-- Begin --

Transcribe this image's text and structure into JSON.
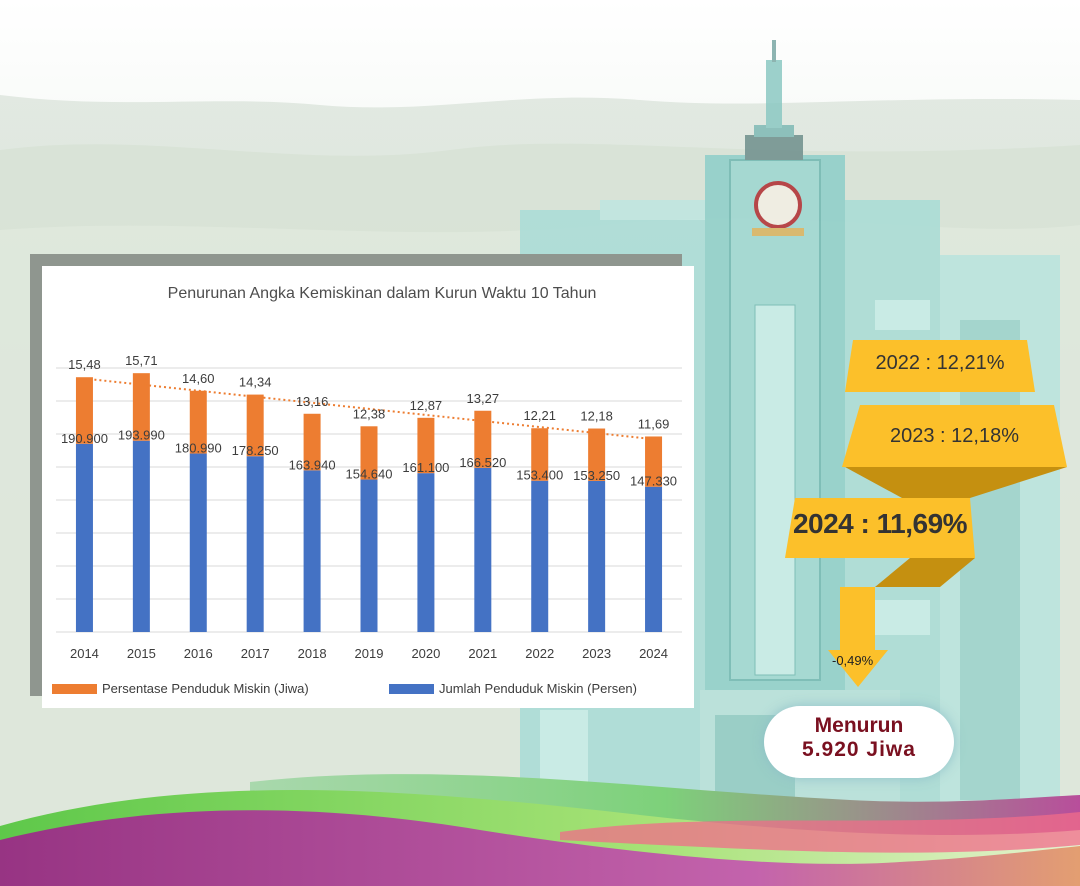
{
  "colors": {
    "percent_bar": "#ed7d31",
    "count_bar": "#4472c4",
    "trend_line": "#ed7d31",
    "banner_yellow": "#fcc02a",
    "banner_ribbon": "#c59010",
    "result_text": "#7a1020"
  },
  "chart_data": {
    "type": "bar",
    "title": "Penurunan Angka Kemiskinan dalam Kurun Waktu 10 Tahun",
    "categories": [
      "2014",
      "2015",
      "2016",
      "2017",
      "2018",
      "2019",
      "2020",
      "2021",
      "2022",
      "2023",
      "2024"
    ],
    "series": [
      {
        "name": "Persentase Penduduk Miskin (Jiwa)",
        "values": [
          15.48,
          15.71,
          14.6,
          14.34,
          13.16,
          12.38,
          12.87,
          13.27,
          12.21,
          12.18,
          11.69
        ],
        "labels": [
          "15,48",
          "15,71",
          "14,60",
          "14,34",
          "13,16",
          "12,38",
          "12,87",
          "13,27",
          "12,21",
          "12,18",
          "11,69"
        ]
      },
      {
        "name": "Jumlah Penduduk Miskin (Persen)",
        "values": [
          190900,
          193990,
          180990,
          178250,
          163940,
          154640,
          161100,
          166520,
          153400,
          153250,
          147330
        ],
        "labels": [
          "190.900",
          "193.990",
          "180.990",
          "178.250",
          "163.940",
          "154.640",
          "161.100",
          "166.520",
          "153.400",
          "153.250",
          "147.330"
        ]
      }
    ],
    "trendline": true,
    "grid": "horizontal",
    "legend_position": "bottom"
  },
  "callouts": {
    "y2022": "2022 : 12,21%",
    "y2023": "2023 : 12,18%",
    "y2024": "2024 : 11,69%",
    "delta": "-0,49%",
    "result_line1": "Menurun",
    "result_line2": "5.920 Jiwa"
  }
}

-- End --

## What you should do
Pull every line containing "name" from the material above.

## Task answer
        "name": "Persentase Penduduk Miskin (Jiwa)",
        "name": "Jumlah Penduduk Miskin (Persen)",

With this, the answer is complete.